=== Task brief ===
Reproduce each of the records below line for line, without changing anything.

=== Task material ===

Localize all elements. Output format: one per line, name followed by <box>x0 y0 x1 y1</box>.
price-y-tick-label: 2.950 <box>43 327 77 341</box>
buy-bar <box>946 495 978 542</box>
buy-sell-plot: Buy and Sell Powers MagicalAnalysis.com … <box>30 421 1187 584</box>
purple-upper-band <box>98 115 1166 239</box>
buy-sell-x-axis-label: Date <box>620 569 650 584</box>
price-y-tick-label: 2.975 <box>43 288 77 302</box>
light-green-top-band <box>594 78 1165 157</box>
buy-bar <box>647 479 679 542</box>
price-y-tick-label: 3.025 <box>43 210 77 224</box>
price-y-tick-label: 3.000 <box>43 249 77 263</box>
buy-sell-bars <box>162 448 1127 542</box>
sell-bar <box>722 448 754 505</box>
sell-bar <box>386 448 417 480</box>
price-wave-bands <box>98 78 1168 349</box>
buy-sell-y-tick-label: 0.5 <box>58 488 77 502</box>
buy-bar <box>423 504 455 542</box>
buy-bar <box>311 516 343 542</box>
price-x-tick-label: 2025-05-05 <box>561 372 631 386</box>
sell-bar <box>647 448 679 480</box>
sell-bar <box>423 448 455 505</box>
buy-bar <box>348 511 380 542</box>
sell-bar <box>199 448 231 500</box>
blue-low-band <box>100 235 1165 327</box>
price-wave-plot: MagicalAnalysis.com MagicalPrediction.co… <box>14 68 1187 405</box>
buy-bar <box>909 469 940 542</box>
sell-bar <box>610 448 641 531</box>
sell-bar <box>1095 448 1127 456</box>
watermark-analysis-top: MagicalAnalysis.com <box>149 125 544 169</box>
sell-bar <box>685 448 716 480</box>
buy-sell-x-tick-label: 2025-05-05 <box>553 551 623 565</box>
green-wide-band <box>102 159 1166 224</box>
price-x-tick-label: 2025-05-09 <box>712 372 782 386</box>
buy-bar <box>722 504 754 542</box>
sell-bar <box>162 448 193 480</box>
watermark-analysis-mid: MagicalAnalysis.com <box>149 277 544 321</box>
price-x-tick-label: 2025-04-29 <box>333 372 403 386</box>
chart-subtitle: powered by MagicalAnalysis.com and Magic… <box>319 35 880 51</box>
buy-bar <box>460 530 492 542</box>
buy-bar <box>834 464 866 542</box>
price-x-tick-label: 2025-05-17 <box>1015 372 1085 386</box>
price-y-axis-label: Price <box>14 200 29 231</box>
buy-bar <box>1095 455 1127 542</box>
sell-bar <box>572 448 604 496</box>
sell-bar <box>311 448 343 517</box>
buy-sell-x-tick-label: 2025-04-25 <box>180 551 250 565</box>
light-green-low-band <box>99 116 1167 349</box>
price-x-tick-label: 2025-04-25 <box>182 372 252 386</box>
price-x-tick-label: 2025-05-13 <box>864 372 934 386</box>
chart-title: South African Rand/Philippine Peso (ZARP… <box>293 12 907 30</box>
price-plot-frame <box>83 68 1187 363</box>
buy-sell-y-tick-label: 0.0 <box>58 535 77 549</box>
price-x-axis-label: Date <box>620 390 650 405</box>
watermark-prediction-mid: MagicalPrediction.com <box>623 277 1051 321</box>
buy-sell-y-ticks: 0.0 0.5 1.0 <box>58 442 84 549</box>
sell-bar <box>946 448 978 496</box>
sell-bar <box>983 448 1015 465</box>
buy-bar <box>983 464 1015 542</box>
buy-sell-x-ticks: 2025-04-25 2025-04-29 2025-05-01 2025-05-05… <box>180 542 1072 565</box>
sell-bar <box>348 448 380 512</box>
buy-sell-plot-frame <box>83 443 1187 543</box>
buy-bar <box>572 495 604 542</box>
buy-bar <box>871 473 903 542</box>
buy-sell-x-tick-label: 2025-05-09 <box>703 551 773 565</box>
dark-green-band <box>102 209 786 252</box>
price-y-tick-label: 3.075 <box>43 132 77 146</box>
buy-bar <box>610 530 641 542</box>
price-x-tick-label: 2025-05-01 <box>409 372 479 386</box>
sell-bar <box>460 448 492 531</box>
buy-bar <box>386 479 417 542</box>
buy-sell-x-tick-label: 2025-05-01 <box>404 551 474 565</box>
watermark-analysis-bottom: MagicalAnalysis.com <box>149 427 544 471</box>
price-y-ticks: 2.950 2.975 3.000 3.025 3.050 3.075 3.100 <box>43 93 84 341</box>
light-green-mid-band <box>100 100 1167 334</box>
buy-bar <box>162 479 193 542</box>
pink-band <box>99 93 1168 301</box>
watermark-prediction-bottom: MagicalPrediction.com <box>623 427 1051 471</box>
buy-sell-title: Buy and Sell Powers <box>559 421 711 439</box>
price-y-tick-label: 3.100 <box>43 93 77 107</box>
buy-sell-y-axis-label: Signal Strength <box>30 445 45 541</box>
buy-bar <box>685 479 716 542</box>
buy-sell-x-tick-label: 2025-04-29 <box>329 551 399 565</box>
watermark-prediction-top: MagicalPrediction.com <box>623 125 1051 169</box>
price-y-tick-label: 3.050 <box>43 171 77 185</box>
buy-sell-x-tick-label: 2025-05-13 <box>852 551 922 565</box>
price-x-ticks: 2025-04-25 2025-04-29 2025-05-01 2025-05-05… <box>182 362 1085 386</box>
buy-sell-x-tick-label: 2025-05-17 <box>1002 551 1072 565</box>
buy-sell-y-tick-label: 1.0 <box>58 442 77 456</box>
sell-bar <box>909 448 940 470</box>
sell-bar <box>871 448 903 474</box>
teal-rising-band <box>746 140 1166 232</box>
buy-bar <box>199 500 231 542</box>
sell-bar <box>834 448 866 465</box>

=== Answer below ===
Localize all elements. Output format: one per line, name followed by <box>x0 y0 x1 y1</box>.
price-y-tick-label: 2.950 <box>43 327 77 341</box>
buy-bar <box>946 495 978 542</box>
buy-sell-plot: Buy and Sell Powers MagicalAnalysis.com … <box>30 421 1187 584</box>
purple-upper-band <box>98 115 1166 239</box>
buy-sell-x-axis-label: Date <box>620 569 650 584</box>
price-y-tick-label: 2.975 <box>43 288 77 302</box>
light-green-top-band <box>594 78 1165 157</box>
buy-bar <box>647 479 679 542</box>
price-y-tick-label: 3.025 <box>43 210 77 224</box>
price-y-tick-label: 3.000 <box>43 249 77 263</box>
buy-sell-bars <box>162 448 1127 542</box>
sell-bar <box>722 448 754 505</box>
sell-bar <box>386 448 417 480</box>
price-wave-bands <box>98 78 1168 349</box>
buy-sell-y-tick-label: 0.5 <box>58 488 77 502</box>
buy-bar <box>423 504 455 542</box>
buy-bar <box>311 516 343 542</box>
price-x-tick-label: 2025-05-05 <box>561 372 631 386</box>
sell-bar <box>647 448 679 480</box>
sell-bar <box>423 448 455 505</box>
buy-bar <box>348 511 380 542</box>
sell-bar <box>199 448 231 500</box>
blue-low-band <box>100 235 1165 327</box>
price-wave-plot: MagicalAnalysis.com MagicalPrediction.co… <box>14 68 1187 405</box>
buy-bar <box>909 469 940 542</box>
sell-bar <box>610 448 641 531</box>
sell-bar <box>1095 448 1127 456</box>
watermark-analysis-top: MagicalAnalysis.com <box>149 125 544 169</box>
sell-bar <box>685 448 716 480</box>
buy-sell-x-tick-label: 2025-05-05 <box>553 551 623 565</box>
green-wide-band <box>102 159 1166 224</box>
price-x-tick-label: 2025-05-09 <box>712 372 782 386</box>
buy-bar <box>722 504 754 542</box>
sell-bar <box>162 448 193 480</box>
watermark-analysis-mid: MagicalAnalysis.com <box>149 277 544 321</box>
price-x-tick-label: 2025-04-29 <box>333 372 403 386</box>
chart-subtitle: powered by MagicalAnalysis.com and Magic… <box>319 35 880 51</box>
buy-bar <box>460 530 492 542</box>
buy-bar <box>834 464 866 542</box>
price-x-tick-label: 2025-05-17 <box>1015 372 1085 386</box>
price-y-axis-label: Price <box>14 200 29 231</box>
buy-bar <box>1095 455 1127 542</box>
sell-bar <box>572 448 604 496</box>
sell-bar <box>311 448 343 517</box>
buy-sell-x-tick-label: 2025-04-25 <box>180 551 250 565</box>
light-green-low-band <box>99 116 1167 349</box>
price-x-tick-label: 2025-04-25 <box>182 372 252 386</box>
price-x-tick-label: 2025-05-13 <box>864 372 934 386</box>
chart-title: South African Rand/Philippine Peso (ZARP… <box>293 12 907 30</box>
price-plot-frame <box>83 68 1187 363</box>
buy-sell-y-tick-label: 0.0 <box>58 535 77 549</box>
price-x-axis-label: Date <box>620 390 650 405</box>
watermark-prediction-mid: MagicalPrediction.com <box>623 277 1051 321</box>
buy-sell-y-ticks: 0.0 0.5 1.0 <box>58 442 84 549</box>
sell-bar <box>946 448 978 496</box>
sell-bar <box>983 448 1015 465</box>
buy-bar <box>983 464 1015 542</box>
buy-sell-x-ticks: 2025-04-25 2025-04-29 2025-05-01 2025-05-05… <box>180 542 1072 565</box>
sell-bar <box>348 448 380 512</box>
buy-sell-plot-frame <box>83 443 1187 543</box>
buy-bar <box>572 495 604 542</box>
buy-bar <box>871 473 903 542</box>
buy-sell-x-tick-label: 2025-05-09 <box>703 551 773 565</box>
dark-green-band <box>102 209 786 252</box>
price-y-tick-label: 3.075 <box>43 132 77 146</box>
buy-bar <box>610 530 641 542</box>
price-x-tick-label: 2025-05-01 <box>409 372 479 386</box>
sell-bar <box>460 448 492 531</box>
buy-bar <box>386 479 417 542</box>
buy-sell-x-tick-label: 2025-05-01 <box>404 551 474 565</box>
watermark-analysis-bottom: MagicalAnalysis.com <box>149 427 544 471</box>
price-y-ticks: 2.950 2.975 3.000 3.025 3.050 3.075 3.100 <box>43 93 84 341</box>
light-green-mid-band <box>100 100 1167 334</box>
buy-bar <box>162 479 193 542</box>
pink-band <box>99 93 1168 301</box>
watermark-prediction-bottom: MagicalPrediction.com <box>623 427 1051 471</box>
buy-sell-title: Buy and Sell Powers <box>559 421 711 439</box>
price-y-tick-label: 3.100 <box>43 93 77 107</box>
buy-sell-y-axis-label: Signal Strength <box>30 445 45 541</box>
buy-bar <box>685 479 716 542</box>
buy-sell-x-tick-label: 2025-04-29 <box>329 551 399 565</box>
watermark-prediction-top: MagicalPrediction.com <box>623 125 1051 169</box>
price-y-tick-label: 3.050 <box>43 171 77 185</box>
buy-sell-x-tick-label: 2025-05-13 <box>852 551 922 565</box>
price-x-ticks: 2025-04-25 2025-04-29 2025-05-01 2025-05-05… <box>182 362 1085 386</box>
buy-sell-x-tick-label: 2025-05-17 <box>1002 551 1072 565</box>
buy-sell-y-tick-label: 1.0 <box>58 442 77 456</box>
sell-bar <box>909 448 940 470</box>
sell-bar <box>871 448 903 474</box>
teal-rising-band <box>746 140 1166 232</box>
buy-bar <box>199 500 231 542</box>
sell-bar <box>834 448 866 465</box>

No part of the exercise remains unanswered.